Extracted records
'''

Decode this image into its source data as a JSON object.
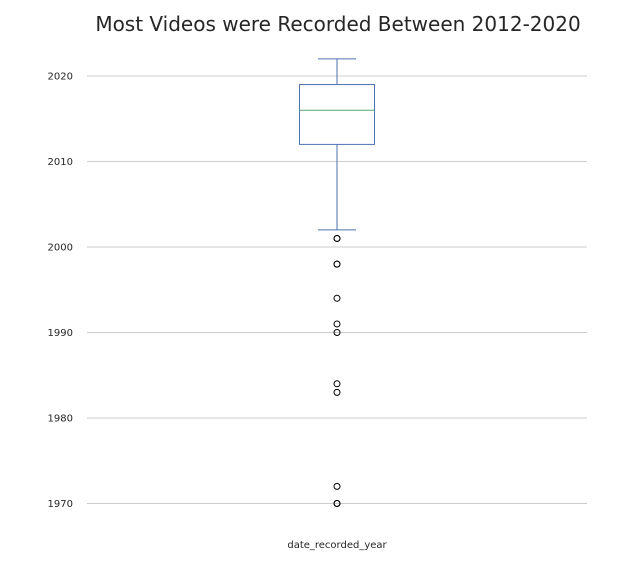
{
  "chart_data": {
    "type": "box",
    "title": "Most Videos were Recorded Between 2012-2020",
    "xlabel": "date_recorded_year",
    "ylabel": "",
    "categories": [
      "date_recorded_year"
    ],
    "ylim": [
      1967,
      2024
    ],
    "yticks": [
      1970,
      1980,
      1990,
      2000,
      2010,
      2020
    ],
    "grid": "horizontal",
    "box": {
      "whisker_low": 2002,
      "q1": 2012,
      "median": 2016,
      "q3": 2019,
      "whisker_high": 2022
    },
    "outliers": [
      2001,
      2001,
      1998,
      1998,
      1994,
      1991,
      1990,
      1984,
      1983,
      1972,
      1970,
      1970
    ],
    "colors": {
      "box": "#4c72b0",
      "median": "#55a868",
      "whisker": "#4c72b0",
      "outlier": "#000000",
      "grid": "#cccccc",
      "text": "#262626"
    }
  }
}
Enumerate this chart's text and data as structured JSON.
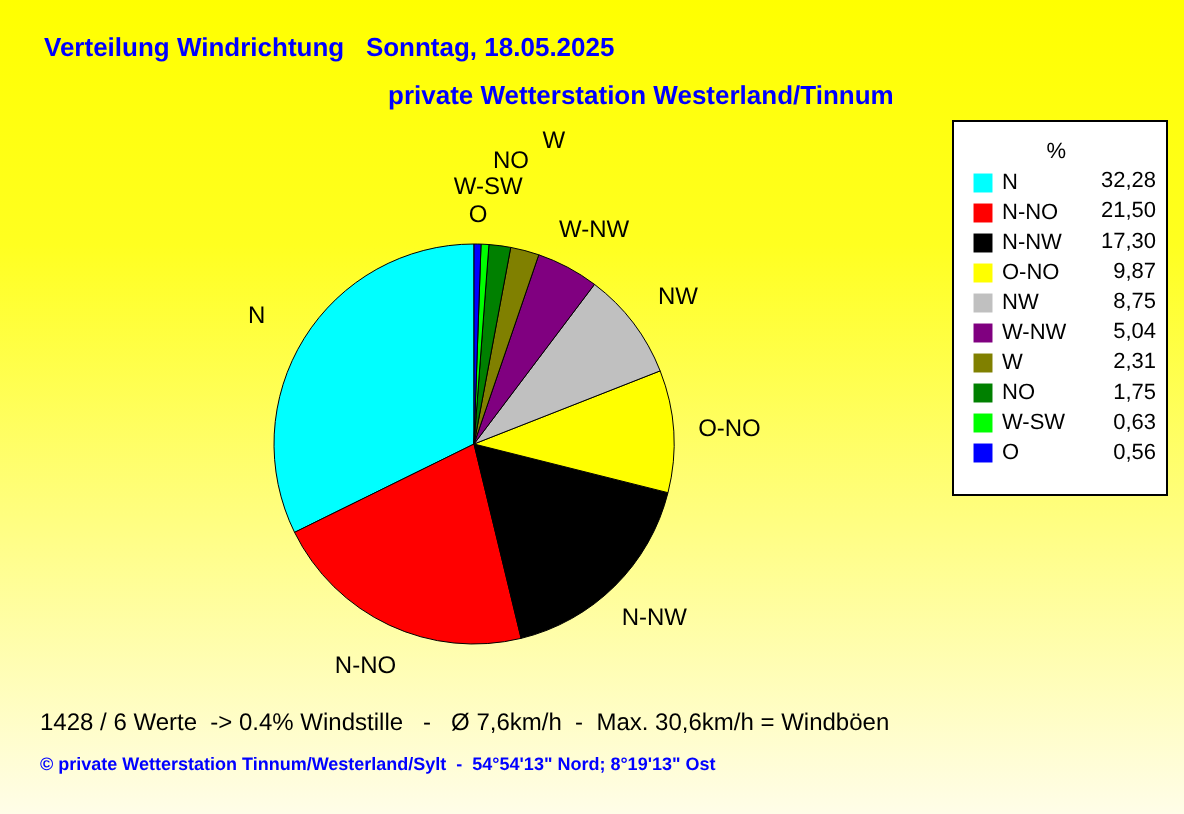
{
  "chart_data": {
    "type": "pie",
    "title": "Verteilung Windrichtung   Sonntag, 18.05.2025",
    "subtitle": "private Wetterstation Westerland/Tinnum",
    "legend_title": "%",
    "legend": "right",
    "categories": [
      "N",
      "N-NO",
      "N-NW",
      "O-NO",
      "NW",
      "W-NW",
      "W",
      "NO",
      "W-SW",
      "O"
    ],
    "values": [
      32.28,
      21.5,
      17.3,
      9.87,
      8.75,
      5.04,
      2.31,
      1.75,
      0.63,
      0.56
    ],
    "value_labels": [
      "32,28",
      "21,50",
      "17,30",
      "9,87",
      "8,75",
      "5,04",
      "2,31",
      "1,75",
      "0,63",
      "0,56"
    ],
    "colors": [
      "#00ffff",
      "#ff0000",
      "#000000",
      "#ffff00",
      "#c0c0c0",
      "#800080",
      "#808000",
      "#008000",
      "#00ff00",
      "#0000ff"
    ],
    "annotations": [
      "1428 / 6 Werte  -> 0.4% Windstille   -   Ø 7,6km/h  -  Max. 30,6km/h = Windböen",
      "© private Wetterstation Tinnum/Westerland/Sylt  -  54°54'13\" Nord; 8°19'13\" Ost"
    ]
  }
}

'''

# [Exercise details]
Quote everything in the listing above exactly; pictures are the only thing to omit.

# [Answer in full]
Decode this image into its source data as a JSON object.
{
  "chart_data": {
    "type": "box",
    "title": "Most Videos were Recorded Between 2012-2020",
    "xlabel": "date_recorded_year",
    "ylabel": "",
    "categories": [
      "date_recorded_year"
    ],
    "ylim": [
      1967,
      2024
    ],
    "yticks": [
      1970,
      1980,
      1990,
      2000,
      2010,
      2020
    ],
    "grid": "horizontal",
    "box": {
      "whisker_low": 2002,
      "q1": 2012,
      "median": 2016,
      "q3": 2019,
      "whisker_high": 2022
    },
    "outliers": [
      2001,
      2001,
      1998,
      1998,
      1994,
      1991,
      1990,
      1984,
      1983,
      1972,
      1970,
      1970
    ],
    "colors": {
      "box": "#4c72b0",
      "median": "#55a868",
      "whisker": "#4c72b0",
      "outlier": "#000000",
      "grid": "#cccccc",
      "text": "#262626"
    }
  }
}
Enumerate this chart's text and data as structured JSON.
{
  "chart_data": {
    "type": "pie",
    "title": "Verteilung Windrichtung   Sonntag, 18.05.2025",
    "subtitle": "private Wetterstation Westerland/Tinnum",
    "legend_title": "%",
    "legend": "right",
    "categories": [
      "N",
      "N-NO",
      "N-NW",
      "O-NO",
      "NW",
      "W-NW",
      "W",
      "NO",
      "W-SW",
      "O"
    ],
    "values": [
      32.28,
      21.5,
      17.3,
      9.87,
      8.75,
      5.04,
      2.31,
      1.75,
      0.63,
      0.56
    ],
    "value_labels": [
      "32,28",
      "21,50",
      "17,30",
      "9,87",
      "8,75",
      "5,04",
      "2,31",
      "1,75",
      "0,63",
      "0,56"
    ],
    "colors": [
      "#00ffff",
      "#ff0000",
      "#000000",
      "#ffff00",
      "#c0c0c0",
      "#800080",
      "#808000",
      "#008000",
      "#00ff00",
      "#0000ff"
    ],
    "annotations": [
      "1428 / 6 Werte  -> 0.4% Windstille   -   Ø 7,6km/h  -  Max. 30,6km/h = Windböen",
      "© private Wetterstation Tinnum/Westerland/Sylt  -  54°54'13\" Nord; 8°19'13\" Ost"
    ]
  }
}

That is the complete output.